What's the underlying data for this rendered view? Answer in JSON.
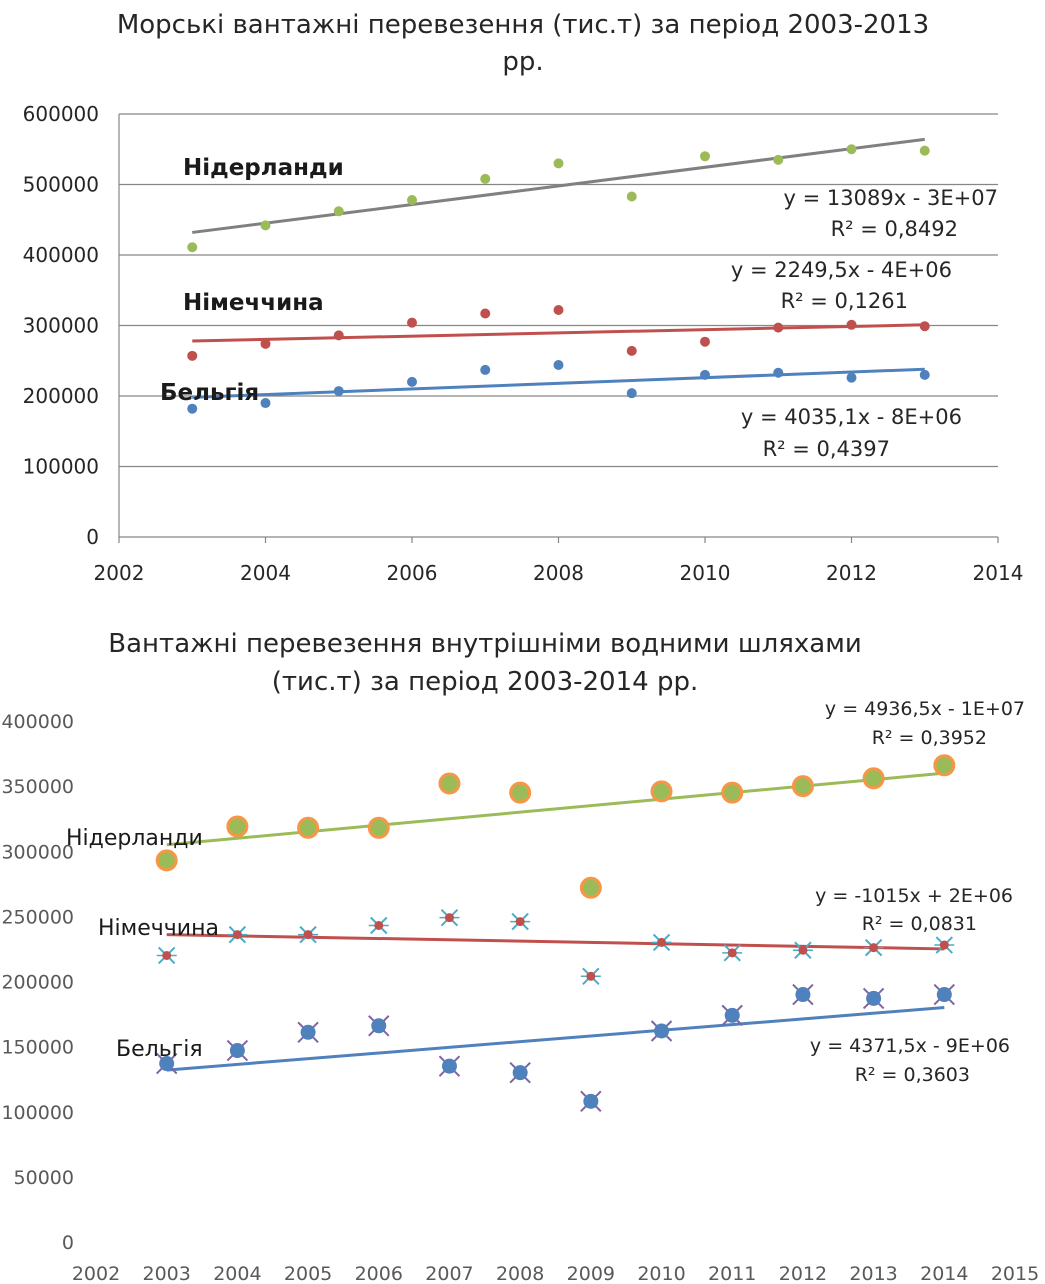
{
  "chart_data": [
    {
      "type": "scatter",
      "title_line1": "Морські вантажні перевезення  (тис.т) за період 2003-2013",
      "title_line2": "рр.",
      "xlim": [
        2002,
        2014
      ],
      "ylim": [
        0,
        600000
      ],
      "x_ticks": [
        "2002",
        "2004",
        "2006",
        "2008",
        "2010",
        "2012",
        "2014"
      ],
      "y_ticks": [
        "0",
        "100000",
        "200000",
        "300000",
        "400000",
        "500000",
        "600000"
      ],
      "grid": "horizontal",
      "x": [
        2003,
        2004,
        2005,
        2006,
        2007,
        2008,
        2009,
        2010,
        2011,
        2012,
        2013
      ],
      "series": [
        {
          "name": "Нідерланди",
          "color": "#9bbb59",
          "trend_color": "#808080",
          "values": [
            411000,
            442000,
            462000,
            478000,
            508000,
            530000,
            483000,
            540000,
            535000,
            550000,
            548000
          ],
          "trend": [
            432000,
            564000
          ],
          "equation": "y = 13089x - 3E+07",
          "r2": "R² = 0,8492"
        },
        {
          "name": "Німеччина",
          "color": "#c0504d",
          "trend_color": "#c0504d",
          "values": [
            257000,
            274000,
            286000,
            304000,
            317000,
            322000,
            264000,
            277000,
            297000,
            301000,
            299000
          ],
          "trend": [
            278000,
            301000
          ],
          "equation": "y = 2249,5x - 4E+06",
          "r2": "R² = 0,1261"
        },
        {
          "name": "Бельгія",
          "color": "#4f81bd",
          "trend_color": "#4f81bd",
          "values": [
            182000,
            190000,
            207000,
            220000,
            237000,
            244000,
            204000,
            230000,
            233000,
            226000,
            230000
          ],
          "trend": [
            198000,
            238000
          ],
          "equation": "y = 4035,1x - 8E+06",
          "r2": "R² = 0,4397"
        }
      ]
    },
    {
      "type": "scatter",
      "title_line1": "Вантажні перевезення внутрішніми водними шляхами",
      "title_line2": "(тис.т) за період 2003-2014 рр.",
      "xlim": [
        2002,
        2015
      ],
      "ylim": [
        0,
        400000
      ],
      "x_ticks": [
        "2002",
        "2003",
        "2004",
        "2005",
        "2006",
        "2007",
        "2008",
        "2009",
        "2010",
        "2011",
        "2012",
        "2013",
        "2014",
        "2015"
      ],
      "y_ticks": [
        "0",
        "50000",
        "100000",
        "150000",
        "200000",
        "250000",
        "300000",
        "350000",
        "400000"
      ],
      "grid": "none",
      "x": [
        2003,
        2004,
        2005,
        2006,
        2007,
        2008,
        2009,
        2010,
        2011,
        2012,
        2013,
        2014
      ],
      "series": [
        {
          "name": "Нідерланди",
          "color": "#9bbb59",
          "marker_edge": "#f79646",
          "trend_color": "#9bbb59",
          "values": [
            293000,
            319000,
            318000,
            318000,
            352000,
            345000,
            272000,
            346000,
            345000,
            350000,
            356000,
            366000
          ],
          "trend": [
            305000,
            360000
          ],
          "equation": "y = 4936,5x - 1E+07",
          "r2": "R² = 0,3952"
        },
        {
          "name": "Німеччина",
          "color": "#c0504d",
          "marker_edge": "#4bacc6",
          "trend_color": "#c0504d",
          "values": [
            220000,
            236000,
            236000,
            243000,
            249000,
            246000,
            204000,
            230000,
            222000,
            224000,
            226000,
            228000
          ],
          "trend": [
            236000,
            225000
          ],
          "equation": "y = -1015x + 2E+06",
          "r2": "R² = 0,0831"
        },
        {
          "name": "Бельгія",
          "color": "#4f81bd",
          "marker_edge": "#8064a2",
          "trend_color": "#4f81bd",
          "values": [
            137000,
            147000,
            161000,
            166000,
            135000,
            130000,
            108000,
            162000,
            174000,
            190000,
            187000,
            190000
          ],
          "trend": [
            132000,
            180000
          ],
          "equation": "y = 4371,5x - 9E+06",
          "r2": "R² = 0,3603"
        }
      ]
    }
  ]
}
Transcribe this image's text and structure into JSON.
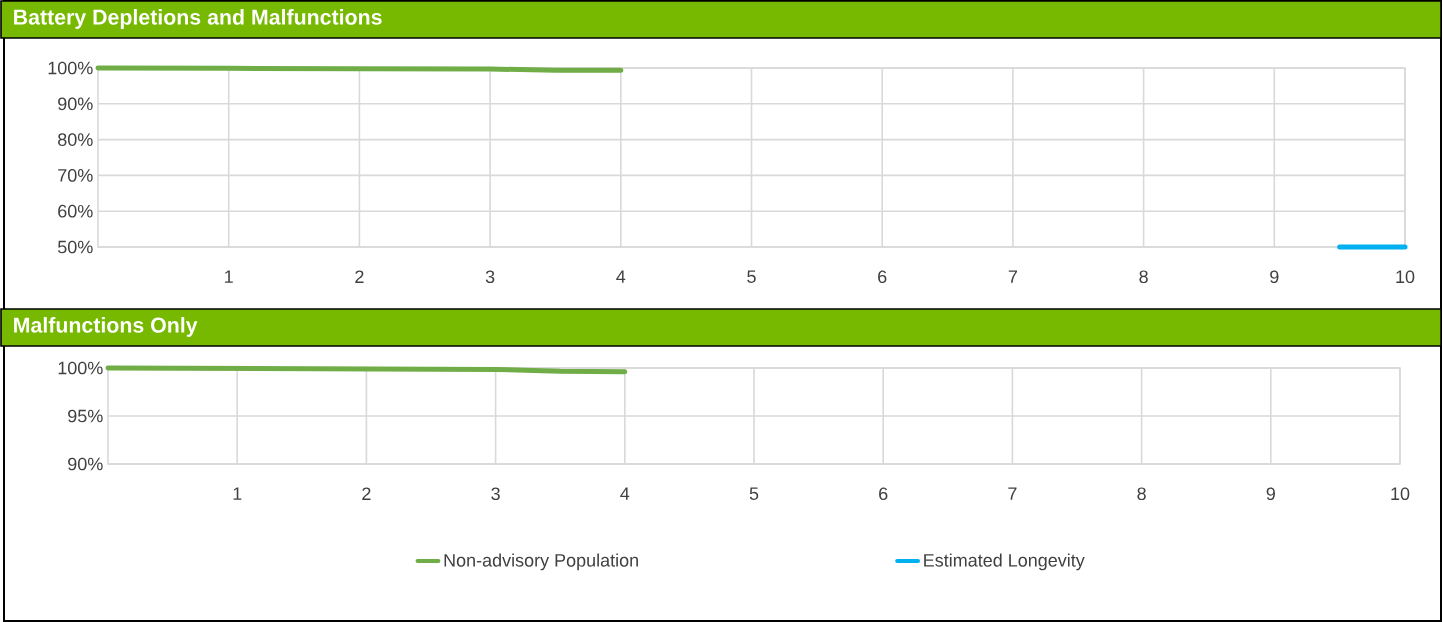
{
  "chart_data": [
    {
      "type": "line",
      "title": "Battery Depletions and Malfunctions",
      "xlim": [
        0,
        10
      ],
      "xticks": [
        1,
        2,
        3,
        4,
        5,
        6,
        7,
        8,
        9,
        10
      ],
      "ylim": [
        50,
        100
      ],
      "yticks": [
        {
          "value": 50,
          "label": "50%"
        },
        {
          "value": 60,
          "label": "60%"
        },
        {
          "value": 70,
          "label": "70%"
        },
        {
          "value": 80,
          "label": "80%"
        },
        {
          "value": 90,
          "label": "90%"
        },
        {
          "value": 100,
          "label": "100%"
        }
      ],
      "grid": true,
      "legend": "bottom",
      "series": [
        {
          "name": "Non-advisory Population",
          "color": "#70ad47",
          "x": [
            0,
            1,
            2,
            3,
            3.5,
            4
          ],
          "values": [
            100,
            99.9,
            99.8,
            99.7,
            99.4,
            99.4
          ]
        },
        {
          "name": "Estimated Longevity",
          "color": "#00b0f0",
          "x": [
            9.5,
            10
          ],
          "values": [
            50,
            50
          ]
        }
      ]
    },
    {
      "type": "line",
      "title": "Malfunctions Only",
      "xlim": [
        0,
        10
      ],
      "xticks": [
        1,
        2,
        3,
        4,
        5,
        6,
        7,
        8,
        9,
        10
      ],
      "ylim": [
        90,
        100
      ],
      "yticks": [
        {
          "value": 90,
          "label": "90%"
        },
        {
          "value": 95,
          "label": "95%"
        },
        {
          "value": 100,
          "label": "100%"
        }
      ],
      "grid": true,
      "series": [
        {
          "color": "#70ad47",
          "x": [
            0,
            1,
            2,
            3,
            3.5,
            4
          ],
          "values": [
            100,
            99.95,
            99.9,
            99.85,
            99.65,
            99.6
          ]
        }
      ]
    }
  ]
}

::::::::

* **EXERCISE DETAILS**
Your copy should match the records word for word, with the pictures removed.

* **ANSWER**
What's the underlying data for this rendered view? Answer in JSON.
{
  "chart_data": [
    {
      "type": "scatter",
      "title_line1": "Морські вантажні перевезення  (тис.т) за період 2003-2013",
      "title_line2": "рр.",
      "xlim": [
        2002,
        2014
      ],
      "ylim": [
        0,
        600000
      ],
      "x_ticks": [
        "2002",
        "2004",
        "2006",
        "2008",
        "2010",
        "2012",
        "2014"
      ],
      "y_ticks": [
        "0",
        "100000",
        "200000",
        "300000",
        "400000",
        "500000",
        "600000"
      ],
      "grid": "horizontal",
      "x": [
        2003,
        2004,
        2005,
        2006,
        2007,
        2008,
        2009,
        2010,
        2011,
        2012,
        2013
      ],
      "series": [
        {
          "name": "Нідерланди",
          "color": "#9bbb59",
          "trend_color": "#808080",
          "values": [
            411000,
            442000,
            462000,
            478000,
            508000,
            530000,
            483000,
            540000,
            535000,
            550000,
            548000
          ],
          "trend": [
            432000,
            564000
          ],
          "equation": "y = 13089x - 3E+07",
          "r2": "R² = 0,8492"
        },
        {
          "name": "Німеччина",
          "color": "#c0504d",
          "trend_color": "#c0504d",
          "values": [
            257000,
            274000,
            286000,
            304000,
            317000,
            322000,
            264000,
            277000,
            297000,
            301000,
            299000
          ],
          "trend": [
            278000,
            301000
          ],
          "equation": "y = 2249,5x - 4E+06",
          "r2": "R² = 0,1261"
        },
        {
          "name": "Бельгія",
          "color": "#4f81bd",
          "trend_color": "#4f81bd",
          "values": [
            182000,
            190000,
            207000,
            220000,
            237000,
            244000,
            204000,
            230000,
            233000,
            226000,
            230000
          ],
          "trend": [
            198000,
            238000
          ],
          "equation": "y = 4035,1x - 8E+06",
          "r2": "R² = 0,4397"
        }
      ]
    },
    {
      "type": "scatter",
      "title_line1": "Вантажні перевезення внутрішніми водними шляхами",
      "title_line2": "(тис.т) за період 2003-2014 рр.",
      "xlim": [
        2002,
        2015
      ],
      "ylim": [
        0,
        400000
      ],
      "x_ticks": [
        "2002",
        "2003",
        "2004",
        "2005",
        "2006",
        "2007",
        "2008",
        "2009",
        "2010",
        "2011",
        "2012",
        "2013",
        "2014",
        "2015"
      ],
      "y_ticks": [
        "0",
        "50000",
        "100000",
        "150000",
        "200000",
        "250000",
        "300000",
        "350000",
        "400000"
      ],
      "grid": "none",
      "x": [
        2003,
        2004,
        2005,
        2006,
        2007,
        2008,
        2009,
        2010,
        2011,
        2012,
        2013,
        2014
      ],
      "series": [
        {
          "name": "Нідерланди",
          "color": "#9bbb59",
          "marker_edge": "#f79646",
          "trend_color": "#9bbb59",
          "values": [
            293000,
            319000,
            318000,
            318000,
            352000,
            345000,
            272000,
            346000,
            345000,
            350000,
            356000,
            366000
          ],
          "trend": [
            305000,
            360000
          ],
          "equation": "y = 4936,5x - 1E+07",
          "r2": "R² = 0,3952"
        },
        {
          "name": "Німеччина",
          "color": "#c0504d",
          "marker_edge": "#4bacc6",
          "trend_color": "#c0504d",
          "values": [
            220000,
            236000,
            236000,
            243000,
            249000,
            246000,
            204000,
            230000,
            222000,
            224000,
            226000,
            228000
          ],
          "trend": [
            236000,
            225000
          ],
          "equation": "y = -1015x + 2E+06",
          "r2": "R² = 0,0831"
        },
        {
          "name": "Бельгія",
          "color": "#4f81bd",
          "marker_edge": "#8064a2",
          "trend_color": "#4f81bd",
          "values": [
            137000,
            147000,
            161000,
            166000,
            135000,
            130000,
            108000,
            162000,
            174000,
            190000,
            187000,
            190000
          ],
          "trend": [
            132000,
            180000
          ],
          "equation": "y = 4371,5x - 9E+06",
          "r2": "R² = 0,3603"
        }
      ]
    }
  ]
}
Transcribe this image's text and structure into JSON.
{
  "chart_data": [
    {
      "type": "line",
      "title": "Battery Depletions and Malfunctions",
      "xlim": [
        0,
        10
      ],
      "xticks": [
        1,
        2,
        3,
        4,
        5,
        6,
        7,
        8,
        9,
        10
      ],
      "ylim": [
        50,
        100
      ],
      "yticks": [
        {
          "value": 50,
          "label": "50%"
        },
        {
          "value": 60,
          "label": "60%"
        },
        {
          "value": 70,
          "label": "70%"
        },
        {
          "value": 80,
          "label": "80%"
        },
        {
          "value": 90,
          "label": "90%"
        },
        {
          "value": 100,
          "label": "100%"
        }
      ],
      "grid": true,
      "legend": "bottom",
      "series": [
        {
          "name": "Non-advisory Population",
          "color": "#70ad47",
          "x": [
            0,
            1,
            2,
            3,
            3.5,
            4
          ],
          "values": [
            100,
            99.9,
            99.8,
            99.7,
            99.4,
            99.4
          ]
        },
        {
          "name": "Estimated Longevity",
          "color": "#00b0f0",
          "x": [
            9.5,
            10
          ],
          "values": [
            50,
            50
          ]
        }
      ]
    },
    {
      "type": "line",
      "title": "Malfunctions Only",
      "xlim": [
        0,
        10
      ],
      "xticks": [
        1,
        2,
        3,
        4,
        5,
        6,
        7,
        8,
        9,
        10
      ],
      "ylim": [
        90,
        100
      ],
      "yticks": [
        {
          "value": 90,
          "label": "90%"
        },
        {
          "value": 95,
          "label": "95%"
        },
        {
          "value": 100,
          "label": "100%"
        }
      ],
      "grid": true,
      "series": [
        {
          "color": "#70ad47",
          "x": [
            0,
            1,
            2,
            3,
            3.5,
            4
          ],
          "values": [
            100,
            99.95,
            99.9,
            99.85,
            99.65,
            99.6
          ]
        }
      ]
    }
  ]
}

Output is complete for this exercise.